[start of Provided entries]
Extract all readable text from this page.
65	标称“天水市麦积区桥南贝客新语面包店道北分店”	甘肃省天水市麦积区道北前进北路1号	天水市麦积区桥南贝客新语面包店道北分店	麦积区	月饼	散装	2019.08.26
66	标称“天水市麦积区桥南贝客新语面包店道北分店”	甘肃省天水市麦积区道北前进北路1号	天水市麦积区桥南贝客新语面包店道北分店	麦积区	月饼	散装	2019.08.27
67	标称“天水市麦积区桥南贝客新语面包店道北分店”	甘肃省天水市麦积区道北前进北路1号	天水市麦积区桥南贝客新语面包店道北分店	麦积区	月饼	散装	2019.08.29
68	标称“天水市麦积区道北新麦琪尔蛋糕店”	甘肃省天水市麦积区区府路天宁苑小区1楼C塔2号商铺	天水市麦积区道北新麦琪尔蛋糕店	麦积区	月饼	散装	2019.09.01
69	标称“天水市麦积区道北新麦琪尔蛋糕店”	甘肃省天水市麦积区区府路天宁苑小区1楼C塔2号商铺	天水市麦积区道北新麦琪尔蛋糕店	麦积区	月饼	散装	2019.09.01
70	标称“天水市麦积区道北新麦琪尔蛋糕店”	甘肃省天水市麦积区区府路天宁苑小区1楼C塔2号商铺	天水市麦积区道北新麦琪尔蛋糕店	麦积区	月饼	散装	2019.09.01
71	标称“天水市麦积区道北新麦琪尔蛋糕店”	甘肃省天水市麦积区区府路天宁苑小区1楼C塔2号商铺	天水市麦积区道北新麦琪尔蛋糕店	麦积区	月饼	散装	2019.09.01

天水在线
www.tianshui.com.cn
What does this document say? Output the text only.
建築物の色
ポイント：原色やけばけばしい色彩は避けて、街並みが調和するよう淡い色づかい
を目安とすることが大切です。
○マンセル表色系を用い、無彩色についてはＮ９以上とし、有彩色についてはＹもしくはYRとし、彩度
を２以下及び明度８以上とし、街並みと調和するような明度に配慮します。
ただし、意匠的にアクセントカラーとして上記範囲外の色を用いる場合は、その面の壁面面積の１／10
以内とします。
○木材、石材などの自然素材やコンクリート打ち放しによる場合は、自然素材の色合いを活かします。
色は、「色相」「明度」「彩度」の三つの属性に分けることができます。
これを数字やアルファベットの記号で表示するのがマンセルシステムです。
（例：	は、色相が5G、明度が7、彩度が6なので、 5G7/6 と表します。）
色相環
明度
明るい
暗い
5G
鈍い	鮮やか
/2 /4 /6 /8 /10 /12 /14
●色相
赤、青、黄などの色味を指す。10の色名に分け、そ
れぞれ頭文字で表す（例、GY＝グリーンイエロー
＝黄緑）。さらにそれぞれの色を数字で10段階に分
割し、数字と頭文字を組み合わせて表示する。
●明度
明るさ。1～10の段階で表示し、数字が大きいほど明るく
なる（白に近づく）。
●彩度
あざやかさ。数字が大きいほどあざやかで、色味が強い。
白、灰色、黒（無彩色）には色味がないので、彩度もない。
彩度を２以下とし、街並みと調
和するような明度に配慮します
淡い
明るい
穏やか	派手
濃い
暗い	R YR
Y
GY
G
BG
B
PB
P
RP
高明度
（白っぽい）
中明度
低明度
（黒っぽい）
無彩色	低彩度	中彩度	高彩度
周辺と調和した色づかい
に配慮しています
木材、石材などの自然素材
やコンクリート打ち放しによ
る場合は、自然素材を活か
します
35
[end of Provided entries]
What you should do
Collect every line with the string "天水市麦积区道北新麦琪尔蛋糕店" from the records, and copy each.

Answer to this problem
68	标称“天水市麦积区道北新麦琪尔蛋糕店”	甘肃省天水市麦积区区府路天宁苑小区1楼C塔2号商铺	天水市麦积区道北新麦琪尔蛋糕店	麦积区	月饼	散装	2019.09.01
69	标称“天水市麦积区道北新麦琪尔蛋糕店”	甘肃省天水市麦积区区府路天宁苑小区1楼C塔2号商铺	天水市麦积区道北新麦琪尔蛋糕店	麦积区	月饼	散装	2019.09.01
70	标称“天水市麦积区道北新麦琪尔蛋糕店”	甘肃省天水市麦积区区府路天宁苑小区1楼C塔2号商铺	天水市麦积区道北新麦琪尔蛋糕店	麦积区	月饼	散装	2019.09.01
71	标称“天水市麦积区道北新麦琪尔蛋糕店”	甘肃省天水市麦积区区府路天宁苑小区1楼C塔2号商铺	天水市麦积区道北新麦琪尔蛋糕店	麦积区	月饼	散装	2019.09.01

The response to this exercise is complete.